§ **Testo fornito**:
Andante. Con Faber Teater sulle colline del Monferrato

Faber Teater
Faber Teater

Un viaggio tra le parole di Gian Luca Favetto e i suoni di Antonella Talamonti per il debutto a Vezzolano, nell’ambito della rassegna Concentrica

Nella splendida cornice dell’abbazia di Vezzolano e delle sue campagne è andato in scena domenica scorsa il nuovo spettacolo della compagnia Faber Teater, “Andante”. Un debutto nazionale per una produzione sostenuta dal bando ArtWaves di Compagnia di San Paolo all’interno della rassegna Concentrica.
Ma prima di parlare dello spettacolo proviamo a raccontare qual è stato il percorso di creazione di “Andante” così come ascoltato dalle parole di tutti i protagonisti del progetto: gli attori di Faber Teater, Gian Luca Favetto per la drammaturgia e Antonella Talamonti per la drammaturgia musicale e per la composizione delle musiche originali.
Poter chiacchierare a fine spettacolo con gli artisti è sicuramente un privilegio, e non certo per farsi spiegare gli spettacoli, bensì per poter comprendere tutto il lavoro che sta dietro la produzione di un allestimento dal vivo: dai presupposti e i desideri iniziali, la famosa “urgenza” insomma, a quelle che sono le fasi preliminari di ricerca, all’assemblare, costruire, tagliare e provare.
E allora procediamo per piccole sezioni.

FABER TEATER
Perché “Andante”?
Per unire due azioni che sono patrimonio di tutti: il cantare e il camminare. Due pratiche che da anni la compagnia sta indagando per cercare di comprendere cosa avviene dentro e fuori il nostro corpo quando è in movimento nello spazio. “Andante” nasce dal desiderio di creare un momento esperienziale per chi vi partecipa, un processo trasformativo che tutti possono “ascoltare” nell’attimo in cui avviene: “Sento ciò che mi accade mentre accade”.

Faber Teater si autodefinisce “un gruppo di artigiani teatrali”. E come gruppo hanno sicuramente una lunga storia: sono insieme dal 1997, e da quella data di strada ne hanno fatta tanta. La percezione che ho di loro è di una compagnia in grado di rinnovarsi e crescere, gradualmente ma senza soste. Perché sono curiosi, perché si confrontano continuamente non solo al loro interno ma anche con il mondo esterno, collaborando con artisti in grado di farli crescere (per esempio, dal 2004, con Antonella Talamonti).

§ **Righe estratte**:
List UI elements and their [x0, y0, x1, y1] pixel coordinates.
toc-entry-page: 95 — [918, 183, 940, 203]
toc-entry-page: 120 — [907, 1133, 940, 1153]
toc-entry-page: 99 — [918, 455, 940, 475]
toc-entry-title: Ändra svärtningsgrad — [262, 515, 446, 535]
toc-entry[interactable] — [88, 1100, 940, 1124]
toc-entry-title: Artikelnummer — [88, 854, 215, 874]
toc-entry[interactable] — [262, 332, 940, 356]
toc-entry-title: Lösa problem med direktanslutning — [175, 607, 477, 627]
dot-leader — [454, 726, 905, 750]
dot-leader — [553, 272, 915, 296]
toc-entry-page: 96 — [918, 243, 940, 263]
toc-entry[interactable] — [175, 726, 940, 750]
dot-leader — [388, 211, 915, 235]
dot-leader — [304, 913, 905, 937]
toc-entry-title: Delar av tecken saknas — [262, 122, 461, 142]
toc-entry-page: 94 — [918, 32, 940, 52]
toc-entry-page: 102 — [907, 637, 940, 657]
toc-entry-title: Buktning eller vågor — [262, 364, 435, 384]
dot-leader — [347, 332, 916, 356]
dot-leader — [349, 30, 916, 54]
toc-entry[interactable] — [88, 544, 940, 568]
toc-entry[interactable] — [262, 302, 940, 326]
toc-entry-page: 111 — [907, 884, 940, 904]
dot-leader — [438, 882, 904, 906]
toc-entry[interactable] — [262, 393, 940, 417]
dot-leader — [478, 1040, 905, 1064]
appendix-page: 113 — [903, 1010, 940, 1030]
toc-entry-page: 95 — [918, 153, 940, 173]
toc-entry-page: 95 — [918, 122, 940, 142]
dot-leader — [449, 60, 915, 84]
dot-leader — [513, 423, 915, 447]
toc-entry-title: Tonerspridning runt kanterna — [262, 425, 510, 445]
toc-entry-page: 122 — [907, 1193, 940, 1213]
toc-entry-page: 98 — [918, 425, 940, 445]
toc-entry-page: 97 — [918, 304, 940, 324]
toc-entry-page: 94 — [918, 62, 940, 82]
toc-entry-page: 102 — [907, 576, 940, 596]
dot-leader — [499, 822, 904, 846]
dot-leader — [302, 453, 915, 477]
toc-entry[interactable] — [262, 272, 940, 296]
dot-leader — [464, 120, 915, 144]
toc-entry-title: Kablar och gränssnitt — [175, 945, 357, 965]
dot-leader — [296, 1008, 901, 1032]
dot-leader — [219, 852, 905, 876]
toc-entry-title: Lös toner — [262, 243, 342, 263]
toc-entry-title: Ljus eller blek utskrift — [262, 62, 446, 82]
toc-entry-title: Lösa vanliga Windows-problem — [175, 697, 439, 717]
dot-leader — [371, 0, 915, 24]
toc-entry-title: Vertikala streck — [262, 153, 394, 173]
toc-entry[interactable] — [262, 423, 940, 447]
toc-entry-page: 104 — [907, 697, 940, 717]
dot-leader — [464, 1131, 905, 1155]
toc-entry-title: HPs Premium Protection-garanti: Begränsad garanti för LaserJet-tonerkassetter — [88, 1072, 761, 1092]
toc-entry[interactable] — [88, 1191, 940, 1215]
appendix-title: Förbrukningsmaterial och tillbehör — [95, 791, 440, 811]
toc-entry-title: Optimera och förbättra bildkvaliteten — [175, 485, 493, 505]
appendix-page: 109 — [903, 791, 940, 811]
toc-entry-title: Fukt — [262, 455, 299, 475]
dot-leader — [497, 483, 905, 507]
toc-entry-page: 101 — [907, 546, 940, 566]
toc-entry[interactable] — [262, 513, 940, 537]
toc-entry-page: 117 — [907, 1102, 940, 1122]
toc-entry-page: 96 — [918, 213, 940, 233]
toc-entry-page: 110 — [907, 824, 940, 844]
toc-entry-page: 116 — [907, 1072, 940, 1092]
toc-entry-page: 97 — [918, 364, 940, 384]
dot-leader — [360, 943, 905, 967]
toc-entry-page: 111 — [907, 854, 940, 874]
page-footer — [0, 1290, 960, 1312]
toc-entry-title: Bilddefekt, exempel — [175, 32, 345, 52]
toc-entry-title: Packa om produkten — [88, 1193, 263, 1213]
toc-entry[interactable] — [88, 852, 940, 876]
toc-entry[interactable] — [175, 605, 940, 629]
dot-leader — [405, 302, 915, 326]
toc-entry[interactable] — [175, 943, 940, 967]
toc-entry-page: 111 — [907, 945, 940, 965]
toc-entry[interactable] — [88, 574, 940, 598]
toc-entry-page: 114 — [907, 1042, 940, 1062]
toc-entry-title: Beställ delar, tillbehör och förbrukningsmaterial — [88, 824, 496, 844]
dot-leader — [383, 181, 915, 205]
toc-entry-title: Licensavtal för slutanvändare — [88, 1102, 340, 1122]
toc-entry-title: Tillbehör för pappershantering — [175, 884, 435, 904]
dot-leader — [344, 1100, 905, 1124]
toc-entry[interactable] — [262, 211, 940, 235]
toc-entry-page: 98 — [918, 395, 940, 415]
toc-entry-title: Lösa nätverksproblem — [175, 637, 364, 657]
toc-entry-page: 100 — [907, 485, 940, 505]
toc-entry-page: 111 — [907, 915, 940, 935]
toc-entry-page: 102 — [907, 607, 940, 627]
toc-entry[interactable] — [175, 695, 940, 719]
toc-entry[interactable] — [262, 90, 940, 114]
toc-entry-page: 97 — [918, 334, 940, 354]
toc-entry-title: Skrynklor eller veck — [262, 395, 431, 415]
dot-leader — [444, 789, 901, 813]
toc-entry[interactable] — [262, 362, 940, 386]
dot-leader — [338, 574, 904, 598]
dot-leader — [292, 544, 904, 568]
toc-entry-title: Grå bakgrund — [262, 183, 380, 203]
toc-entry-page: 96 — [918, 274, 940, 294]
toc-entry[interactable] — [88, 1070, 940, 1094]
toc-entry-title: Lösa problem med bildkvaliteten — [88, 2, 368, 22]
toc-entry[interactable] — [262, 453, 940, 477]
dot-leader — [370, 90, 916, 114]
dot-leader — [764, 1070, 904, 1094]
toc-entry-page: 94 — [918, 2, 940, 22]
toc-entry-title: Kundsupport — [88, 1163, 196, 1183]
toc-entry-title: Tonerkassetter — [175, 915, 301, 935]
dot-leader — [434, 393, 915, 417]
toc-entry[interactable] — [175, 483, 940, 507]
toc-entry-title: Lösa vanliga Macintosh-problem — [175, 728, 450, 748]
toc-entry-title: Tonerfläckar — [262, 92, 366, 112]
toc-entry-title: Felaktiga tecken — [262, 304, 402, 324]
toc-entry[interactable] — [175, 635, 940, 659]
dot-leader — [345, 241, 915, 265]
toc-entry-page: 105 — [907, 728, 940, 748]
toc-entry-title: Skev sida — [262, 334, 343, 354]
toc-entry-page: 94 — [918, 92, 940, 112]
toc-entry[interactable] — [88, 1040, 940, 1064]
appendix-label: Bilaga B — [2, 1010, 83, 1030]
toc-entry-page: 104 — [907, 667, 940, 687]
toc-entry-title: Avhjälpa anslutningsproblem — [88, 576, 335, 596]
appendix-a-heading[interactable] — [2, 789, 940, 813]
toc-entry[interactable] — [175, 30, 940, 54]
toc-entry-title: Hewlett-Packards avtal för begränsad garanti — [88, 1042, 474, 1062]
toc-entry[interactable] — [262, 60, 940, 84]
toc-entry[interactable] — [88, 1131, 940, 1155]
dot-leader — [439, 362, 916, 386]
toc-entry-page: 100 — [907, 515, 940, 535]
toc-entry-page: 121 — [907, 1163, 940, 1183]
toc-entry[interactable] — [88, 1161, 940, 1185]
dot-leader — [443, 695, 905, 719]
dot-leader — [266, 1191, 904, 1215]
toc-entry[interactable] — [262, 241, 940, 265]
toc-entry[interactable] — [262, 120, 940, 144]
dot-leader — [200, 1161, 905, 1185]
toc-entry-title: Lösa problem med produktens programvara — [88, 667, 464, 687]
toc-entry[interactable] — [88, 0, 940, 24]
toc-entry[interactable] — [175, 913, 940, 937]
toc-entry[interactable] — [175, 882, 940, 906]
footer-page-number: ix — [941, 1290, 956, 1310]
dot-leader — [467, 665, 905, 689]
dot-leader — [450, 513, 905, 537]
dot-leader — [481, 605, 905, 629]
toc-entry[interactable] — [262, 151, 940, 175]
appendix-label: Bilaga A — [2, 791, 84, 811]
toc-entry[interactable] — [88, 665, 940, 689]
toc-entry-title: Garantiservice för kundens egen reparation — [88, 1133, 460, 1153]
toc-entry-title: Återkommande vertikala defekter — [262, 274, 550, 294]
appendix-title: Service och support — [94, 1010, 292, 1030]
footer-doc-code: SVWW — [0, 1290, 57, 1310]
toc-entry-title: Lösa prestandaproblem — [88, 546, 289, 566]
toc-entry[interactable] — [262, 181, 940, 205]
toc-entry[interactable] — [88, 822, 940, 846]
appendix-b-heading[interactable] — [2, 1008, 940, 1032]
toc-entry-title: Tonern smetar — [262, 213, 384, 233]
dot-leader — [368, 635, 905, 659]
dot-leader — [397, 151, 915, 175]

§ **Cosa si chiede**: Secondo l'articolo su “Andante”, per quali motivi Faber Teater viene percepita come una compagnia capace di rinnovarsi e crescere? Rispondi in una o due frasi.

§ **Il risultato**: I suoi membri sono curiosi e si confrontano continuamente, non solo al loro interno ma anche con il mondo esterno. Collaborano inoltre con artisti in grado di farli crescere, come Antonella Talamonti dal 2004.